▶ **EXERCISE OBJECTIVE**: Your task is to copy every line of the entries that contains "refull".

[Start of INPUT MATERIAL]

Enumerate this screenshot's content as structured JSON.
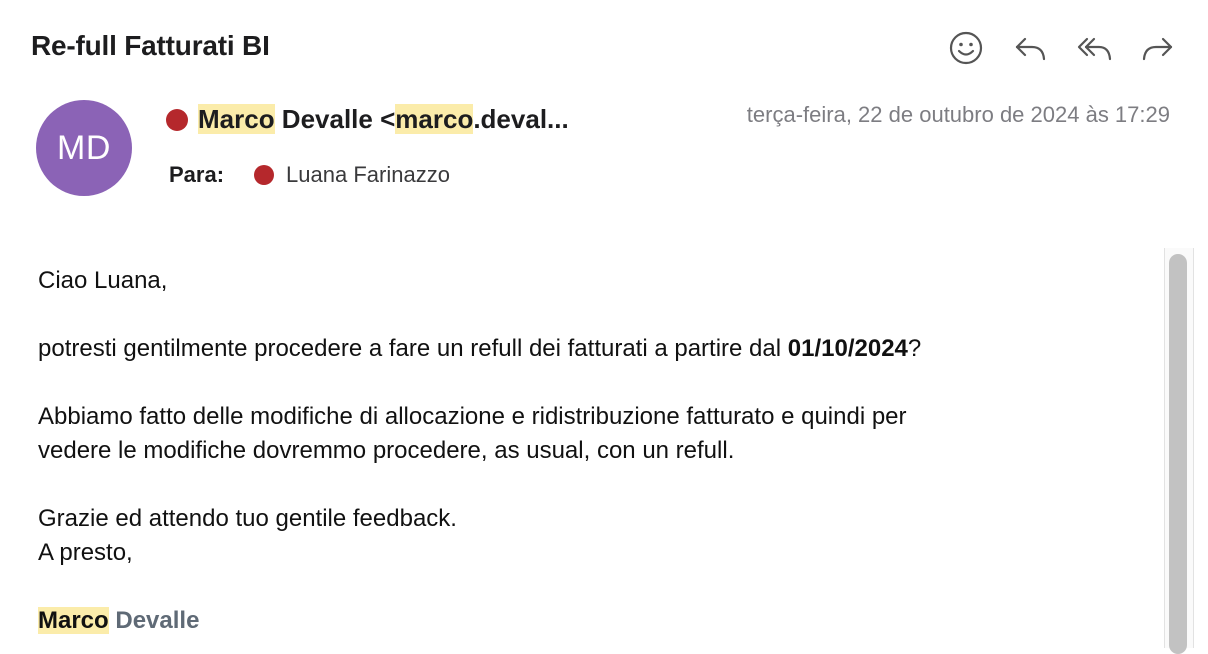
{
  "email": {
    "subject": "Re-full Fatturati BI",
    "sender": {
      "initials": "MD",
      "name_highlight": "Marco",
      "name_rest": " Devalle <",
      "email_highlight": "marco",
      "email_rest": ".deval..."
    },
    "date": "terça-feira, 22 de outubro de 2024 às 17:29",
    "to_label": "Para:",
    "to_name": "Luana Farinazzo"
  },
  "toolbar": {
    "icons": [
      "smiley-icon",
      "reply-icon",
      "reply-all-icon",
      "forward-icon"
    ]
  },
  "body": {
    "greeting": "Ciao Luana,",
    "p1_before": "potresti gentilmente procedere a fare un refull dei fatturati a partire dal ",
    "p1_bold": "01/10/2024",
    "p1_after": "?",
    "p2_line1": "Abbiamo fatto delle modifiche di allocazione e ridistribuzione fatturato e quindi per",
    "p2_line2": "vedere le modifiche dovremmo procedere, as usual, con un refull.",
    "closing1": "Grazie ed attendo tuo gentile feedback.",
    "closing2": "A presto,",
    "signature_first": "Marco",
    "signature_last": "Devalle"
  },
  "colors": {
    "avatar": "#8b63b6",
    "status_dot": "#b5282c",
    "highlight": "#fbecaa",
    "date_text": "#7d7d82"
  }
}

[End of INPUT MATERIAL]

▶ **RESULT FOR THIS TASK**:
    "p1_before": "potresti gentilmente procedere a fare un refull dei fatturati a partire dal ",
    "p2_line2": "vedere le modifiche dovremmo procedere, as usual, con un refull.",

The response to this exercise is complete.